======== Document ========

Railway station in Brisbane, Australia

Fortitude Valley is a railway station located on the North Coast line in Queensland, Australia. Located beneath the Valley Metro complex, it serves the central Brisbane suburb of Fortitude Valley. The station is one of four inner city stations that form a core corridor through the centre of Brisbane.

Pedestrian access to the station is via two thoroughfares near the corner of Brunswick and Wickham Streets and a pedestrian overpass connecting to McWhirters. There is also a lesser known entrance through the car park at the Northern side of the station, both out to Alfred Street in the West and Alden Street in the east, the latter through a secluded lift in the eastern side of the car parking complex.

On the Path to the overpass to McWhirters, exists two escalators that lead down to Wickham Street, however due to political issues these escalators are non-functional and are normally closed off with a metal door.

======== Collected data ========

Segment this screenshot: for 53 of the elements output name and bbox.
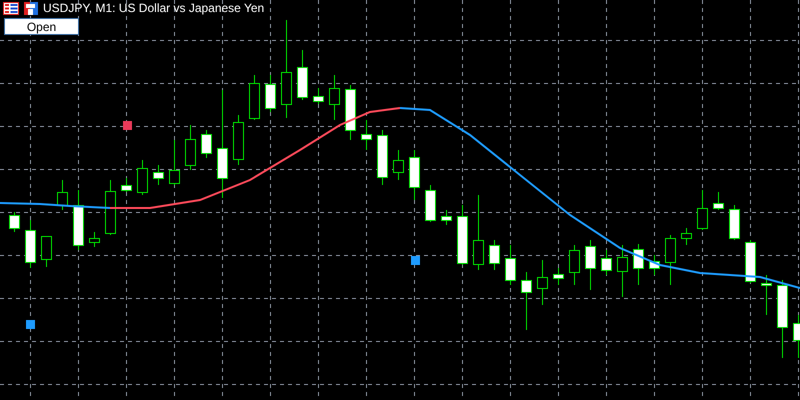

========

Instructions for the task
Translate this sentence from the Fortitude Valley station text above into Spanish: "Fortitude Valley is a railway station located on the North Coast line in Queensland, Australia."

Solution below
Fortitude Valley es una estación de ferrocarril situada en la línea North Coast, en Queensland, Australia.